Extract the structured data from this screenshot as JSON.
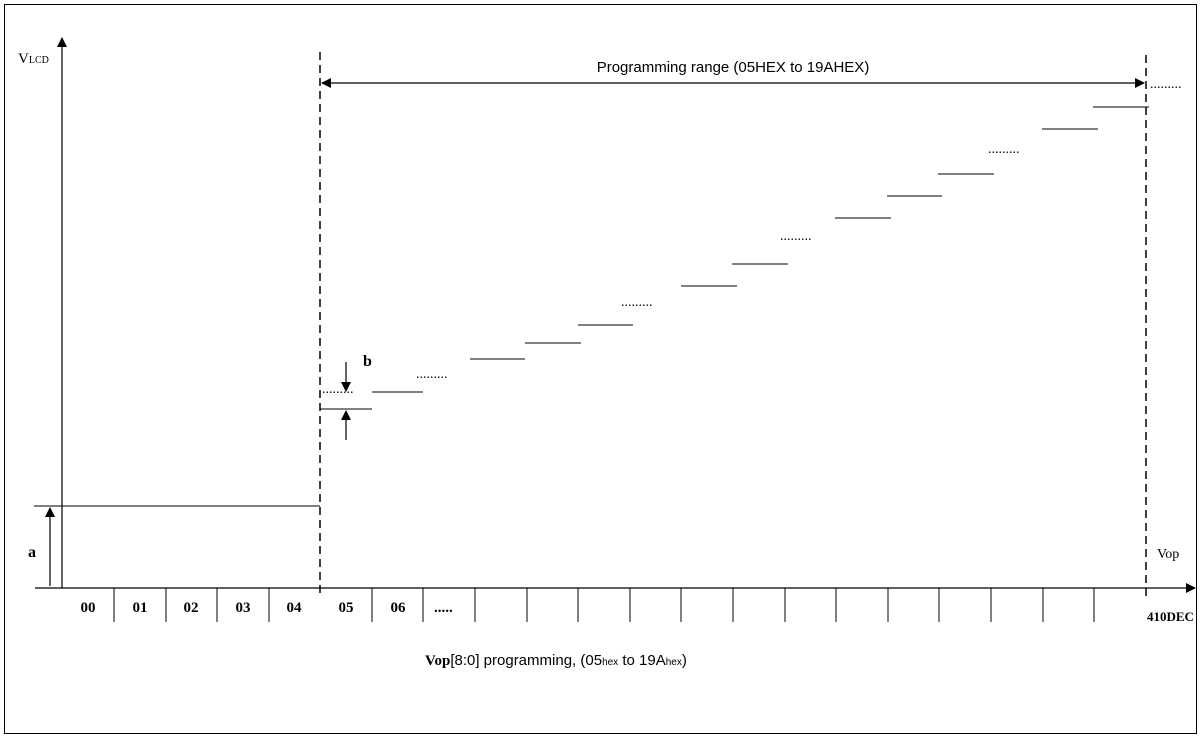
{
  "diagram": {
    "y_axis_label_main": "V",
    "y_axis_label_sub": "LCD",
    "x_axis_label": "Vop",
    "label_a": "a",
    "label_b": "b",
    "range_label": "Programming range (05HEX to 19AHEX)",
    "tick_labels": [
      "00",
      "01",
      "02",
      "03",
      "04",
      "05",
      "06",
      "....."
    ],
    "end_tick_label": "410DEC",
    "caption_bold": "Vop",
    "caption_mid": "[8:0] programming, (05",
    "caption_hex1": "hex",
    "caption_to": " to 19A",
    "caption_hex2": "hex",
    "caption_end": ")",
    "dots_text": "........."
  }
}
------------------------------------------------------------
● **Task description**
Go through the entries above and output them exactly, without pictures.

● **Output for this task**
Extract the structured data from this screenshot as JSON.
{
  "diagram": {
    "y_axis_label_main": "V",
    "y_axis_label_sub": "LCD",
    "x_axis_label": "Vop",
    "label_a": "a",
    "label_b": "b",
    "range_label": "Programming range (05HEX to 19AHEX)",
    "tick_labels": [
      "00",
      "01",
      "02",
      "03",
      "04",
      "05",
      "06",
      "....."
    ],
    "end_tick_label": "410DEC",
    "caption_bold": "Vop",
    "caption_mid": "[8:0] programming, (05",
    "caption_hex1": "hex",
    "caption_to": " to 19A",
    "caption_hex2": "hex",
    "caption_end": ")",
    "dots_text": "........."
  }
}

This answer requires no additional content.